** BEGIN Source records **

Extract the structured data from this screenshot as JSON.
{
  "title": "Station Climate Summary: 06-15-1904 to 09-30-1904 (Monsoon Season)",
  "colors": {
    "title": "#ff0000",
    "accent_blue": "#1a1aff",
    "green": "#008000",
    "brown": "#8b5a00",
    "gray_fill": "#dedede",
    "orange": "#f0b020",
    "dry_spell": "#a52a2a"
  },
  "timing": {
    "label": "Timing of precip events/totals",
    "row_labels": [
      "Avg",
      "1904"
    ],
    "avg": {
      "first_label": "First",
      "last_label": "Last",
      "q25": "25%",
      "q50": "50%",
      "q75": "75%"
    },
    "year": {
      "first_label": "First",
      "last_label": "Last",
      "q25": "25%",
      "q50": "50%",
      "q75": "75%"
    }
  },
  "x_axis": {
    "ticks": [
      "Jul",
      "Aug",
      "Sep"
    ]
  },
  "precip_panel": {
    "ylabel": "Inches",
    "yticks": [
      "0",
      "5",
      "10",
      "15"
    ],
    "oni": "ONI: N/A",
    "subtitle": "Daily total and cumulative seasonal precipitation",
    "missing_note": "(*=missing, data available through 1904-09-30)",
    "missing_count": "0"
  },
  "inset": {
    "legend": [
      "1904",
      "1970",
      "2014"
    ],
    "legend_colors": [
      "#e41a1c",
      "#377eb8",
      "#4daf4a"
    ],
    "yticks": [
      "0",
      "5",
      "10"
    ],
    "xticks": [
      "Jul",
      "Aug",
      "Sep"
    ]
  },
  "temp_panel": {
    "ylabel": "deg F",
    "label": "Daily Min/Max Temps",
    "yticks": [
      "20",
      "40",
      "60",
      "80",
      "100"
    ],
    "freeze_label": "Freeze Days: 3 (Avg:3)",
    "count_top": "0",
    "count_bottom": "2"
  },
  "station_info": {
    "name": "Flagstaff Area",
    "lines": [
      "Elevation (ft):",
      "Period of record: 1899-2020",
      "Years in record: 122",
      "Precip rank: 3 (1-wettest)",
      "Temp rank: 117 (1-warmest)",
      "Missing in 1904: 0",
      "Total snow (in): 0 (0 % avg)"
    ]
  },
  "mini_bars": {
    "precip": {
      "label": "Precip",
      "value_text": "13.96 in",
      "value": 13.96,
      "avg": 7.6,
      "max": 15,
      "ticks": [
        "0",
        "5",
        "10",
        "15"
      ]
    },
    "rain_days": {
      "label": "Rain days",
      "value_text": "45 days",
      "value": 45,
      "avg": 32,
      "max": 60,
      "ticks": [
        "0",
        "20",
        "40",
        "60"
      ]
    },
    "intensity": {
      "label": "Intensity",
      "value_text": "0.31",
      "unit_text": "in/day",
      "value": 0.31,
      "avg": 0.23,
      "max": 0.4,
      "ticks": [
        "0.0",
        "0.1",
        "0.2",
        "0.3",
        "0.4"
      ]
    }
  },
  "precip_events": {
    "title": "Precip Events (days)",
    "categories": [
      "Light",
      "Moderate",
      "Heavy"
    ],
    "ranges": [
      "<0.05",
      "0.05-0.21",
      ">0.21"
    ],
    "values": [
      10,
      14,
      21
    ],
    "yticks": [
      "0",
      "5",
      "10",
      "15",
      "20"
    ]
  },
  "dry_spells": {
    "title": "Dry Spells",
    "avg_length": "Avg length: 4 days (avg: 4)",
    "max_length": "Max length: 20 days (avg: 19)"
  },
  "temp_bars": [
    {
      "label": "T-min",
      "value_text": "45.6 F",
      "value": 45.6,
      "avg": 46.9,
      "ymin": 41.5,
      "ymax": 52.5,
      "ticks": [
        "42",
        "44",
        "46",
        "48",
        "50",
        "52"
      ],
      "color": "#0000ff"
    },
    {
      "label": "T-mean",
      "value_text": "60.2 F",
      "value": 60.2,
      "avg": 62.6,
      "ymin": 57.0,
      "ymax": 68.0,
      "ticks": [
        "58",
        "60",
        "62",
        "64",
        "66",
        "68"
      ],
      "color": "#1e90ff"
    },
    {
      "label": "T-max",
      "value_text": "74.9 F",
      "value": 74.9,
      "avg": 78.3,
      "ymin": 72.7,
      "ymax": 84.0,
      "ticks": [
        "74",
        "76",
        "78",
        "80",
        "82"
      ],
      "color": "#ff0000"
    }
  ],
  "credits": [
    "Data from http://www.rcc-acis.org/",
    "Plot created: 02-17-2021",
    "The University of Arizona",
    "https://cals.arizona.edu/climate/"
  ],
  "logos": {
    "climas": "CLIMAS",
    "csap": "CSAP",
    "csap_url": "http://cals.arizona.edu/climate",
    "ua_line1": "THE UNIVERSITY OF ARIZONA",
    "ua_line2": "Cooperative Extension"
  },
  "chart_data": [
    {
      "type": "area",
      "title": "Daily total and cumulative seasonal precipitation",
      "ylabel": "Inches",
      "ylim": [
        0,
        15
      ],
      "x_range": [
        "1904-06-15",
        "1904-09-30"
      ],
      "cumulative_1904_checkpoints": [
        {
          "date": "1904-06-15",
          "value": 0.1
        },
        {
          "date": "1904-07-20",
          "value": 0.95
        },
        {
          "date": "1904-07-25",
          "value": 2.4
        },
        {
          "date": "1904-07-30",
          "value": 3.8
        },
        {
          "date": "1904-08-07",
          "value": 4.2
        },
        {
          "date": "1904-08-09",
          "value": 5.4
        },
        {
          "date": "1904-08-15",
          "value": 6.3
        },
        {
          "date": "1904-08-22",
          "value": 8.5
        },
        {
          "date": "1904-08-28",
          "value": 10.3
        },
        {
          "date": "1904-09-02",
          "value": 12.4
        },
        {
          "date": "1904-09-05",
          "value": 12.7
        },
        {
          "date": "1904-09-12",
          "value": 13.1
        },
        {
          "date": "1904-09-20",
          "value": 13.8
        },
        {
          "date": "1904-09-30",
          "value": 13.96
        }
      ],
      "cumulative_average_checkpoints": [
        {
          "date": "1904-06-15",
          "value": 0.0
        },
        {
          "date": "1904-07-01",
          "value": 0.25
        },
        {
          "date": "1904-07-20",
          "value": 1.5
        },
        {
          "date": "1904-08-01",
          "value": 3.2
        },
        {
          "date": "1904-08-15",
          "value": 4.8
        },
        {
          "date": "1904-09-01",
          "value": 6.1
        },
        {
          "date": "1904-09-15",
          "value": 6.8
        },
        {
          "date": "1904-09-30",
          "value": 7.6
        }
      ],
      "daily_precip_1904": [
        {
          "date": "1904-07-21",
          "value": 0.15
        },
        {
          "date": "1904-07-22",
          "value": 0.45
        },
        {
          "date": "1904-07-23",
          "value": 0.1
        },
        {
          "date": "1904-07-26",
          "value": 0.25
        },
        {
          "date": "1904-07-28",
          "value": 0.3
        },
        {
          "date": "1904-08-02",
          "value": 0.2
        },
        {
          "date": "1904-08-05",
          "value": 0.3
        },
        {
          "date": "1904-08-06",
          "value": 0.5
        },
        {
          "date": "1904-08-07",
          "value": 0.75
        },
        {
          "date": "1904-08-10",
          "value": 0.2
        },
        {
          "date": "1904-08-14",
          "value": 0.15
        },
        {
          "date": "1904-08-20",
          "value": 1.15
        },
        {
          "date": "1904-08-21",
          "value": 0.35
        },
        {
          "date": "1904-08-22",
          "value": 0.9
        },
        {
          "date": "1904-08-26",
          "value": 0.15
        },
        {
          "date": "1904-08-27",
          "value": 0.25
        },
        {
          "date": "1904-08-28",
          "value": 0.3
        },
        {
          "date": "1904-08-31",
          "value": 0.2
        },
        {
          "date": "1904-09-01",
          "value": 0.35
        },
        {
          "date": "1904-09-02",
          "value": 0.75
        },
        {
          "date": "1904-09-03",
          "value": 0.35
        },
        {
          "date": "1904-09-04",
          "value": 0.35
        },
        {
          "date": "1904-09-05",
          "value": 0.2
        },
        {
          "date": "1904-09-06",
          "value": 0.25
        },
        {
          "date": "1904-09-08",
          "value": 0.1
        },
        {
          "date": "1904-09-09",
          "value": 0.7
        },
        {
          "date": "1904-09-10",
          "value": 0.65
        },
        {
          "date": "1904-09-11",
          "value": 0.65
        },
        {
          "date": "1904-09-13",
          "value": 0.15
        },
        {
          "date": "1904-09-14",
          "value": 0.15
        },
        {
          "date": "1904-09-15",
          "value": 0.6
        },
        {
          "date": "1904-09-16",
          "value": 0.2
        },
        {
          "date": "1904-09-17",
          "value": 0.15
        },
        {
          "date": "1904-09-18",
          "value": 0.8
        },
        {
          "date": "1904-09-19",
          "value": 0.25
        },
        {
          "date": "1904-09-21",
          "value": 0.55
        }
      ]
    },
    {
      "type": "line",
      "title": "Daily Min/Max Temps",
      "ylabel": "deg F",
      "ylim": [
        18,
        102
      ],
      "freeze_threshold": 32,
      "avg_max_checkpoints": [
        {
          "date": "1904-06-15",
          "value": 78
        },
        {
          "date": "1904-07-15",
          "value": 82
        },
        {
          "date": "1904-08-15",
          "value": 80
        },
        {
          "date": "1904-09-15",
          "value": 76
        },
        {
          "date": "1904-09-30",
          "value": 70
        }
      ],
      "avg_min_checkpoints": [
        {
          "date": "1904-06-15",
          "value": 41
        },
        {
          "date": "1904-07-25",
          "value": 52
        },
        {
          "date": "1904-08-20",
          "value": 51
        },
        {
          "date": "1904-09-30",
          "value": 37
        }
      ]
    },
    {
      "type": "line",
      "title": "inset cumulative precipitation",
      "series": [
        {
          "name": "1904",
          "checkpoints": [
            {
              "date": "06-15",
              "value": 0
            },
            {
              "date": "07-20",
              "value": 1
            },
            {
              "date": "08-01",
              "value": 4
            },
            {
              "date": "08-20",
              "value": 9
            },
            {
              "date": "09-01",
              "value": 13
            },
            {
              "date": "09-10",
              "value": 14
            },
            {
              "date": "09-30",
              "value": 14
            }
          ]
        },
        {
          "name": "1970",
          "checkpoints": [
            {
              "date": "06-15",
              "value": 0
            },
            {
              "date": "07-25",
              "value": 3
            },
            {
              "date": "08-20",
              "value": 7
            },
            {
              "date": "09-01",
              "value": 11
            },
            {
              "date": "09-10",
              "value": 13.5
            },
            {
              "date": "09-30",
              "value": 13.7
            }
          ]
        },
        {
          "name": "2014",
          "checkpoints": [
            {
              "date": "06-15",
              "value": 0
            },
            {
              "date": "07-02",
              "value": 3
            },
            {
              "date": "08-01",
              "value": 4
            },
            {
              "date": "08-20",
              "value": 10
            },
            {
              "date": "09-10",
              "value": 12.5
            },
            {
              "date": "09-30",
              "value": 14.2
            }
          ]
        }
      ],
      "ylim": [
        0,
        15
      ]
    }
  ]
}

** END Source records **

What to produce — Tally how many lines of the records hold the word "inset". Answer with the number only.

Output for this exercise — 2